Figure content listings
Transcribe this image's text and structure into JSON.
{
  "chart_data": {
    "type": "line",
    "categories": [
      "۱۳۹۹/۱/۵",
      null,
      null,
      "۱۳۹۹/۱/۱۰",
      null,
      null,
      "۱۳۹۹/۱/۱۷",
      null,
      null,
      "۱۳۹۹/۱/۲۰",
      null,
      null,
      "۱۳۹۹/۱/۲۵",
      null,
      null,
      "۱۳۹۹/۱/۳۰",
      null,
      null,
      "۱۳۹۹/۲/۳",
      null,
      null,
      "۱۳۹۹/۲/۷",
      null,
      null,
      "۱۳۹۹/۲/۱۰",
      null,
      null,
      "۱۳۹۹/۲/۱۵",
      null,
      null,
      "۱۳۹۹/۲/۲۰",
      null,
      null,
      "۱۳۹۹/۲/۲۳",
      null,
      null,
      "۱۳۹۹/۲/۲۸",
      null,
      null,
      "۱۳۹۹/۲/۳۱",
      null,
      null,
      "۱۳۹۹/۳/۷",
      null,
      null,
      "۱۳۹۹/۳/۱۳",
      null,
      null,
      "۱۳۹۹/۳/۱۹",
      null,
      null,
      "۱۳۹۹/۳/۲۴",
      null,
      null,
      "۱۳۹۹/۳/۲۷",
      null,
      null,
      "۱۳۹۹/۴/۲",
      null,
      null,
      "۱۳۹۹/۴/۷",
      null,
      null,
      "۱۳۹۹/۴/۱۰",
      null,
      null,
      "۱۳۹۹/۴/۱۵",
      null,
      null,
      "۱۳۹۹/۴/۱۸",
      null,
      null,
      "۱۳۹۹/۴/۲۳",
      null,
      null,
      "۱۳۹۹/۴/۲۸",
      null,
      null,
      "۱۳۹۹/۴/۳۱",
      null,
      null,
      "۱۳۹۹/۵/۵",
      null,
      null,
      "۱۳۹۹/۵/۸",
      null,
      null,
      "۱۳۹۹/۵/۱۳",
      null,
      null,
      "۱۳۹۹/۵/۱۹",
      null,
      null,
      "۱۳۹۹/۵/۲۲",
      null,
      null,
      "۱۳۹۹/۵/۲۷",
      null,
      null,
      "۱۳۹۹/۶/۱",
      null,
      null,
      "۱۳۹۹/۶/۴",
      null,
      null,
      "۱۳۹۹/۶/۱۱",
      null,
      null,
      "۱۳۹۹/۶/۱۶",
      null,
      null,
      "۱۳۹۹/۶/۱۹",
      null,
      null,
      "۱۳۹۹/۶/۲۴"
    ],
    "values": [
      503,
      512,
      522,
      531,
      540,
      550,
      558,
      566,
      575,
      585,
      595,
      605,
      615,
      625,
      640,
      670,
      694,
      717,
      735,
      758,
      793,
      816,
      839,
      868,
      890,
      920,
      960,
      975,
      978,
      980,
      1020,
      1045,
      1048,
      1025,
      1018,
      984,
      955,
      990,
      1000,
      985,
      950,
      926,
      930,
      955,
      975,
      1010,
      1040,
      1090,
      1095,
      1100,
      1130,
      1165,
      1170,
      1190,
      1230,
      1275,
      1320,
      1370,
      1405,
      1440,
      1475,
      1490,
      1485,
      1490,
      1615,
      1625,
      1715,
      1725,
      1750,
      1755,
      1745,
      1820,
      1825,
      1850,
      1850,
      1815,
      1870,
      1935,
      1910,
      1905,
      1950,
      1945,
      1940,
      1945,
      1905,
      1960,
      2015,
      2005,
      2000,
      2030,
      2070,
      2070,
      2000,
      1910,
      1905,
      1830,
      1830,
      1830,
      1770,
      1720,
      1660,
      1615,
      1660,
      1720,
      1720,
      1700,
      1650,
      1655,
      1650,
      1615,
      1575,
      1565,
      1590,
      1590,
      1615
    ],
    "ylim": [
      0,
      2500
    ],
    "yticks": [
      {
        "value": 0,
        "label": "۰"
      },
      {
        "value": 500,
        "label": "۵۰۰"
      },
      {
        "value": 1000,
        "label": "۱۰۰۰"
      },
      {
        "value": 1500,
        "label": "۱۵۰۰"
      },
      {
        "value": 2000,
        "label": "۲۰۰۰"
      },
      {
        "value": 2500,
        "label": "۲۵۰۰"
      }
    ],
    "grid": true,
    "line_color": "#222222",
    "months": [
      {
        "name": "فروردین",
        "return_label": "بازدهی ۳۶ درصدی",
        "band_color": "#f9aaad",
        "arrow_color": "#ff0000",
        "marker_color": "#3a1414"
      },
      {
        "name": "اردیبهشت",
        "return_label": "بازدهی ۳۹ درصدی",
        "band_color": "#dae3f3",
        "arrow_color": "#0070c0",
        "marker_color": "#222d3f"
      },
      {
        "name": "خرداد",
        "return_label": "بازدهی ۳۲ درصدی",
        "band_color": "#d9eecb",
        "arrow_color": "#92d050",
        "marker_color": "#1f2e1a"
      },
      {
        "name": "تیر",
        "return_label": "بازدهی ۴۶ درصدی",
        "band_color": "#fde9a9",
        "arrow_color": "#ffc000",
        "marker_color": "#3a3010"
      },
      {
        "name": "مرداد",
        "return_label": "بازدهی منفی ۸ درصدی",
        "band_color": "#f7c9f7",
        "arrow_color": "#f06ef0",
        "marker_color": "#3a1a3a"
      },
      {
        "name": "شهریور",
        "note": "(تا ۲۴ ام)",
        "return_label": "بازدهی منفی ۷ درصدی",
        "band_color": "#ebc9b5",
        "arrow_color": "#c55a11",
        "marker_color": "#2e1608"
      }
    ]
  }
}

- [SET EXERCISE]:
Count the lines in the entries that hold the word "name", and give nothing but the total.

- [RESPONSE TO THE EXERCISE]:
6